Collected data
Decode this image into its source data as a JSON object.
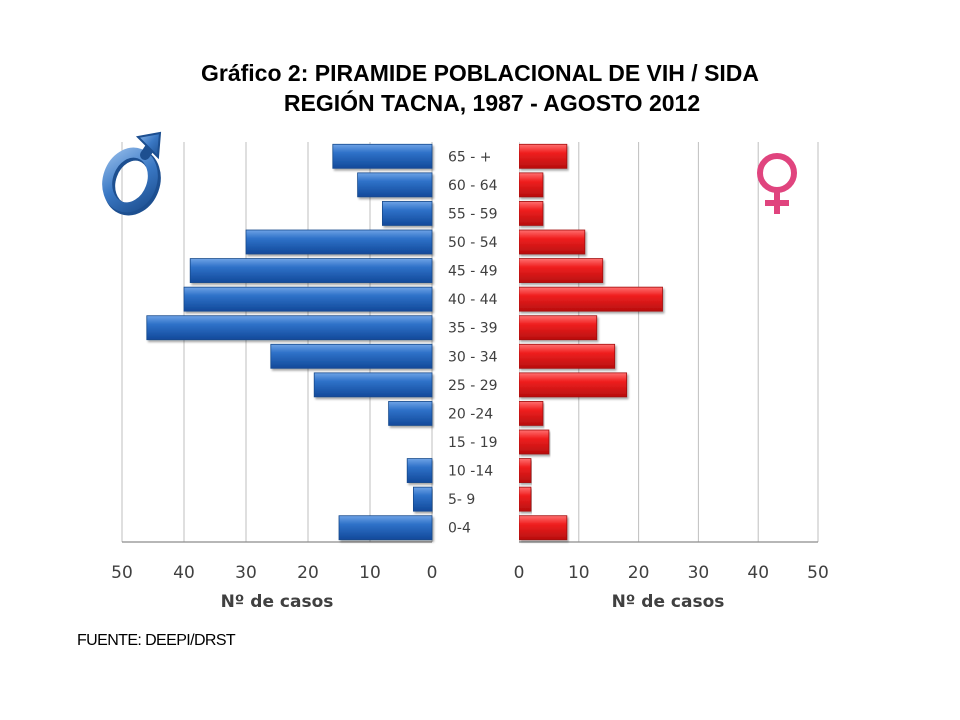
{
  "title_line1": "Gráfico 2: PIRAMIDE POBLACIONAL  DE VIH / SIDA",
  "title_line2": "REGIÓN TACNA, 1987 - AGOSTO 2012",
  "source": "FUENTE: DEEPI/DRST",
  "chart_data": [
    {
      "type": "bar",
      "orientation": "horizontal",
      "side": "left",
      "symbol": "male-symbol-icon",
      "color": "#1f5fb0",
      "categories": [
        "0-4",
        "5- 9",
        "10 -14",
        "15 - 19",
        "20 -24",
        "25 - 29",
        "30 - 34",
        "35 - 39",
        "40 - 44",
        "45 - 49",
        "50 - 54",
        "55 - 59",
        "60 - 64",
        "65 - +"
      ],
      "values": [
        15,
        3,
        4,
        0,
        7,
        19,
        26,
        46,
        40,
        39,
        30,
        8,
        12,
        16
      ],
      "xlabel": "Nº de casos",
      "xlim": [
        0,
        50
      ],
      "xticks": [
        50,
        40,
        30,
        20,
        10,
        0
      ],
      "reversed": true,
      "grid": true
    },
    {
      "type": "bar",
      "orientation": "horizontal",
      "side": "right",
      "symbol": "female-symbol-icon",
      "color": "#e32222",
      "categories": [
        "0-4",
        "5- 9",
        "10 -14",
        "15 - 19",
        "20 -24",
        "25 - 29",
        "30 - 34",
        "35 - 39",
        "40 - 44",
        "45 - 49",
        "50 - 54",
        "55 - 59",
        "60 - 64",
        "65 - +"
      ],
      "values": [
        8,
        2,
        2,
        5,
        4,
        18,
        16,
        13,
        24,
        14,
        11,
        4,
        4,
        8
      ],
      "xlabel": "Nº de casos",
      "xlim": [
        0,
        50
      ],
      "xticks": [
        0,
        10,
        20,
        30,
        40,
        50
      ],
      "grid": true
    }
  ]
}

* _TASK_
Extract all the entries word for word; omit any pictures.

* _SOLUTION TO THE EXERCISE_
Decode this image into its source data as a JSON object.
{
  "title_line1": "Gráfico 2: PIRAMIDE POBLACIONAL  DE VIH / SIDA",
  "title_line2": "REGIÓN TACNA, 1987 - AGOSTO 2012",
  "source": "FUENTE: DEEPI/DRST",
  "chart_data": [
    {
      "type": "bar",
      "orientation": "horizontal",
      "side": "left",
      "symbol": "male-symbol-icon",
      "color": "#1f5fb0",
      "categories": [
        "0-4",
        "5- 9",
        "10 -14",
        "15 - 19",
        "20 -24",
        "25 - 29",
        "30 - 34",
        "35 - 39",
        "40 - 44",
        "45 - 49",
        "50 - 54",
        "55 - 59",
        "60 - 64",
        "65 - +"
      ],
      "values": [
        15,
        3,
        4,
        0,
        7,
        19,
        26,
        46,
        40,
        39,
        30,
        8,
        12,
        16
      ],
      "xlabel": "Nº de casos",
      "xlim": [
        0,
        50
      ],
      "xticks": [
        50,
        40,
        30,
        20,
        10,
        0
      ],
      "reversed": true,
      "grid": true
    },
    {
      "type": "bar",
      "orientation": "horizontal",
      "side": "right",
      "symbol": "female-symbol-icon",
      "color": "#e32222",
      "categories": [
        "0-4",
        "5- 9",
        "10 -14",
        "15 - 19",
        "20 -24",
        "25 - 29",
        "30 - 34",
        "35 - 39",
        "40 - 44",
        "45 - 49",
        "50 - 54",
        "55 - 59",
        "60 - 64",
        "65 - +"
      ],
      "values": [
        8,
        2,
        2,
        5,
        4,
        18,
        16,
        13,
        24,
        14,
        11,
        4,
        4,
        8
      ],
      "xlabel": "Nº de casos",
      "xlim": [
        0,
        50
      ],
      "xticks": [
        0,
        10,
        20,
        30,
        40,
        50
      ],
      "grid": true
    }
  ]
}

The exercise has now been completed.